-- Begin --

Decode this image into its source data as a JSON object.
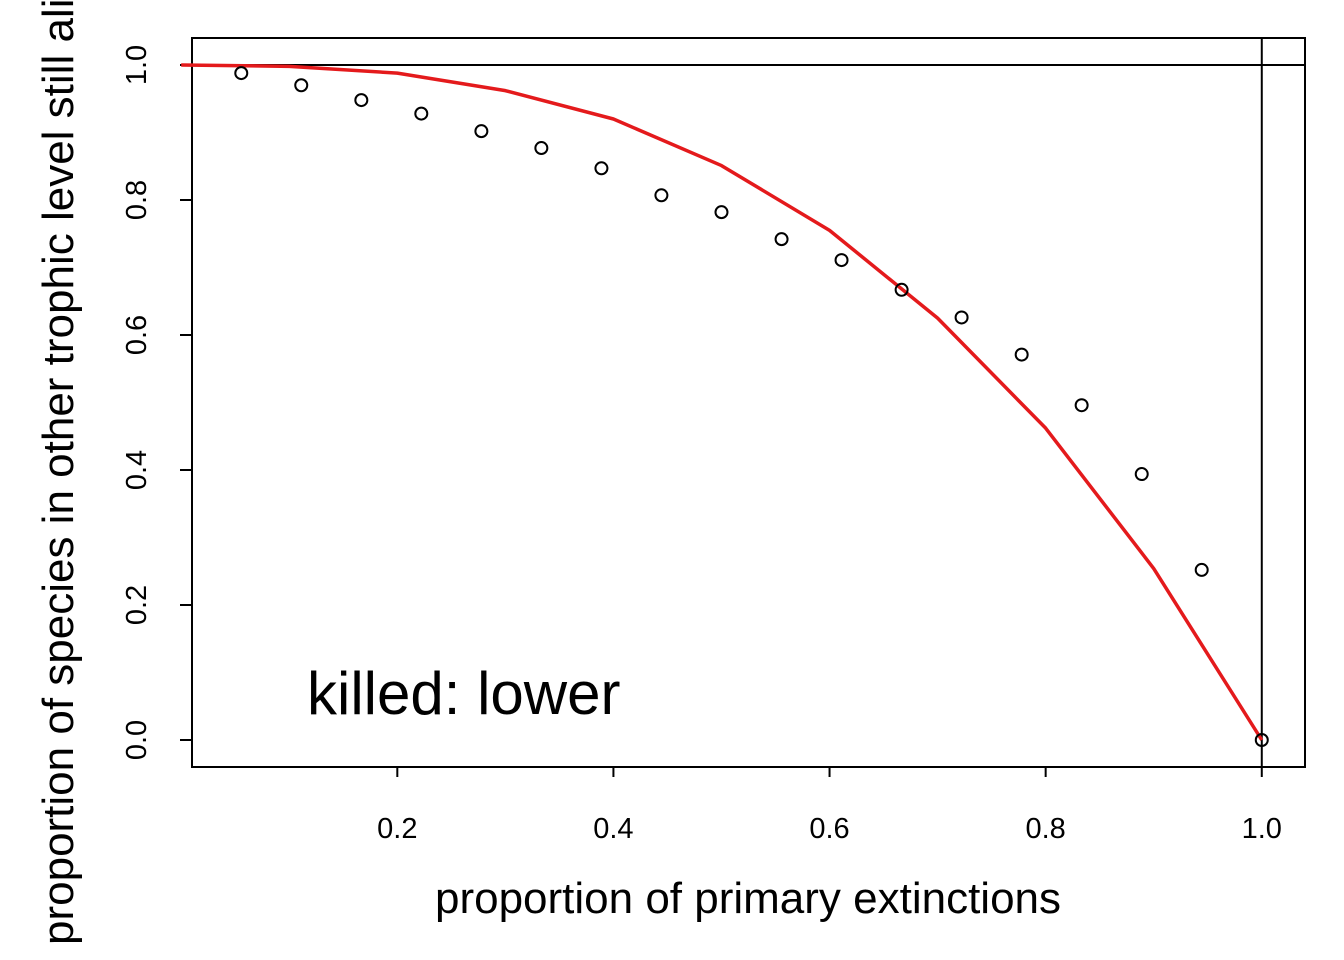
{
  "chart_data": {
    "type": "scatter",
    "xlabel": "proportion of primary extinctions",
    "ylabel": "proportion of species in other trophic level still alive",
    "annotation": "killed:  lower",
    "xlim": [
      0.01,
      1.04
    ],
    "ylim": [
      -0.04,
      1.04
    ],
    "x_ticks": [
      {
        "value": 0.2,
        "label": "0.2"
      },
      {
        "value": 0.4,
        "label": "0.4"
      },
      {
        "value": 0.6,
        "label": "0.6"
      },
      {
        "value": 0.8,
        "label": "0.8"
      },
      {
        "value": 1.0,
        "label": "1.0"
      }
    ],
    "y_ticks": [
      {
        "value": 0.0,
        "label": "0.0"
      },
      {
        "value": 0.2,
        "label": "0.2"
      },
      {
        "value": 0.4,
        "label": "0.4"
      },
      {
        "value": 0.6,
        "label": "0.6"
      },
      {
        "value": 0.8,
        "label": "0.8"
      },
      {
        "value": 1.0,
        "label": "1.0"
      }
    ],
    "reference_lines": {
      "x": 1.0,
      "y": 1.0
    },
    "grid": false,
    "series": [
      {
        "type": "scatter",
        "marker": "open-circle",
        "color": "#000000",
        "x": [
          0.0556,
          0.1111,
          0.1667,
          0.2222,
          0.2778,
          0.3333,
          0.3889,
          0.4444,
          0.5,
          0.5556,
          0.6111,
          0.6667,
          0.7222,
          0.7778,
          0.8333,
          0.8889,
          0.9444,
          1.0
        ],
        "y": [
          0.988,
          0.97,
          0.948,
          0.928,
          0.902,
          0.877,
          0.847,
          0.807,
          0.782,
          0.742,
          0.711,
          0.667,
          0.626,
          0.571,
          0.496,
          0.394,
          0.252,
          0.0
        ]
      },
      {
        "type": "line",
        "color": "#e41a1c",
        "x": [
          0.0,
          0.1,
          0.2,
          0.3,
          0.4,
          0.5,
          0.6,
          0.7,
          0.8,
          0.9,
          1.0
        ],
        "y": [
          1.0,
          0.998,
          0.988,
          0.962,
          0.92,
          0.851,
          0.755,
          0.625,
          0.462,
          0.254,
          0.0
        ]
      }
    ]
  }
}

-- End --

Check each line above for "type" and return the ones that have it.

    "type": "scatter",
        "type": "scatter",
        "type": "line",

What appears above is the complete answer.